# [Given request]
Give the records back in full, exactly as they read.

# [Provided records]
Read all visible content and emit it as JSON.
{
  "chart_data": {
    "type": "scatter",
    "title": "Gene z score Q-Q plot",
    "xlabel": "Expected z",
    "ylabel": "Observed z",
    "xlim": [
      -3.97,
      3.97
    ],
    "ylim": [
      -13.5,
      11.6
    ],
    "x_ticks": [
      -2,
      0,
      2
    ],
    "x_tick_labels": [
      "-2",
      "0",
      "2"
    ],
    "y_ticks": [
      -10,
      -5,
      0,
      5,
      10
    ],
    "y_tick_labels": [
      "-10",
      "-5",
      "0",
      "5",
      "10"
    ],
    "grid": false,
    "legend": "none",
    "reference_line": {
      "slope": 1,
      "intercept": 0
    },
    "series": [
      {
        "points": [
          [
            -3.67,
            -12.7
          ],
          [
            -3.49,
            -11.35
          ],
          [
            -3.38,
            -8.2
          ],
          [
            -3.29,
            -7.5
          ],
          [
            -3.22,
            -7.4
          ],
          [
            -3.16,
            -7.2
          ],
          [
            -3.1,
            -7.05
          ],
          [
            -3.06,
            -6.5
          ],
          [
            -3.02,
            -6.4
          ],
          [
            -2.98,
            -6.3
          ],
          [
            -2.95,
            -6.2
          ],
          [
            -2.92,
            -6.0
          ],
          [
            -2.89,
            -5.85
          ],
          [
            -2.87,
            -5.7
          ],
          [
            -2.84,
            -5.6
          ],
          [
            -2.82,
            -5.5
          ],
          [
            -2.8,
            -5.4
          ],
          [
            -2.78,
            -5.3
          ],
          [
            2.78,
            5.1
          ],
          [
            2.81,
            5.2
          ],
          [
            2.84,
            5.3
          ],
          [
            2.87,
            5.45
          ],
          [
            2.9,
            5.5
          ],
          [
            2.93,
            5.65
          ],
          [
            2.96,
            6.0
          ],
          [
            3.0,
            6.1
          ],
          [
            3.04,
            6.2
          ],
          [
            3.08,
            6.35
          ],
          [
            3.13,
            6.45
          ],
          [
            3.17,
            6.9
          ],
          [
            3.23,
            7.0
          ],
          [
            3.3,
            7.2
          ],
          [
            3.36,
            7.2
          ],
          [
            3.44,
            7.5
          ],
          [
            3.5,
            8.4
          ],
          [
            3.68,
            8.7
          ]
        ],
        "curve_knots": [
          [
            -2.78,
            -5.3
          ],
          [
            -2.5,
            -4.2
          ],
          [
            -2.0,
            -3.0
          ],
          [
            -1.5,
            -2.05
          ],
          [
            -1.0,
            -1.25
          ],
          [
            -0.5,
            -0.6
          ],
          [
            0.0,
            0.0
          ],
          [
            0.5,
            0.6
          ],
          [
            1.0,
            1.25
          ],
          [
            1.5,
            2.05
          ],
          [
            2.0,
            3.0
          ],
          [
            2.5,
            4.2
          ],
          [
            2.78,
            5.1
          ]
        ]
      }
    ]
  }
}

# [Complete output]
Read all visible content and emit it as JSON.
{
  "chart_data": {
    "type": "scatter",
    "title": "Gene z score Q-Q plot",
    "xlabel": "Expected z",
    "ylabel": "Observed z",
    "xlim": [
      -3.97,
      3.97
    ],
    "ylim": [
      -13.5,
      11.6
    ],
    "x_ticks": [
      -2,
      0,
      2
    ],
    "x_tick_labels": [
      "-2",
      "0",
      "2"
    ],
    "y_ticks": [
      -10,
      -5,
      0,
      5,
      10
    ],
    "y_tick_labels": [
      "-10",
      "-5",
      "0",
      "5",
      "10"
    ],
    "grid": false,
    "legend": "none",
    "reference_line": {
      "slope": 1,
      "intercept": 0
    },
    "series": [
      {
        "points": [
          [
            -3.67,
            -12.7
          ],
          [
            -3.49,
            -11.35
          ],
          [
            -3.38,
            -8.2
          ],
          [
            -3.29,
            -7.5
          ],
          [
            -3.22,
            -7.4
          ],
          [
            -3.16,
            -7.2
          ],
          [
            -3.1,
            -7.05
          ],
          [
            -3.06,
            -6.5
          ],
          [
            -3.02,
            -6.4
          ],
          [
            -2.98,
            -6.3
          ],
          [
            -2.95,
            -6.2
          ],
          [
            -2.92,
            -6.0
          ],
          [
            -2.89,
            -5.85
          ],
          [
            -2.87,
            -5.7
          ],
          [
            -2.84,
            -5.6
          ],
          [
            -2.82,
            -5.5
          ],
          [
            -2.8,
            -5.4
          ],
          [
            -2.78,
            -5.3
          ],
          [
            2.78,
            5.1
          ],
          [
            2.81,
            5.2
          ],
          [
            2.84,
            5.3
          ],
          [
            2.87,
            5.45
          ],
          [
            2.9,
            5.5
          ],
          [
            2.93,
            5.65
          ],
          [
            2.96,
            6.0
          ],
          [
            3.0,
            6.1
          ],
          [
            3.04,
            6.2
          ],
          [
            3.08,
            6.35
          ],
          [
            3.13,
            6.45
          ],
          [
            3.17,
            6.9
          ],
          [
            3.23,
            7.0
          ],
          [
            3.3,
            7.2
          ],
          [
            3.36,
            7.2
          ],
          [
            3.44,
            7.5
          ],
          [
            3.5,
            8.4
          ],
          [
            3.68,
            8.7
          ]
        ],
        "curve_knots": [
          [
            -2.78,
            -5.3
          ],
          [
            -2.5,
            -4.2
          ],
          [
            -2.0,
            -3.0
          ],
          [
            -1.5,
            -2.05
          ],
          [
            -1.0,
            -1.25
          ],
          [
            -0.5,
            -0.6
          ],
          [
            0.0,
            0.0
          ],
          [
            0.5,
            0.6
          ],
          [
            1.0,
            1.25
          ],
          [
            1.5,
            2.05
          ],
          [
            2.0,
            3.0
          ],
          [
            2.5,
            4.2
          ],
          [
            2.78,
            5.1
          ]
        ]
      }
    ]
  }
}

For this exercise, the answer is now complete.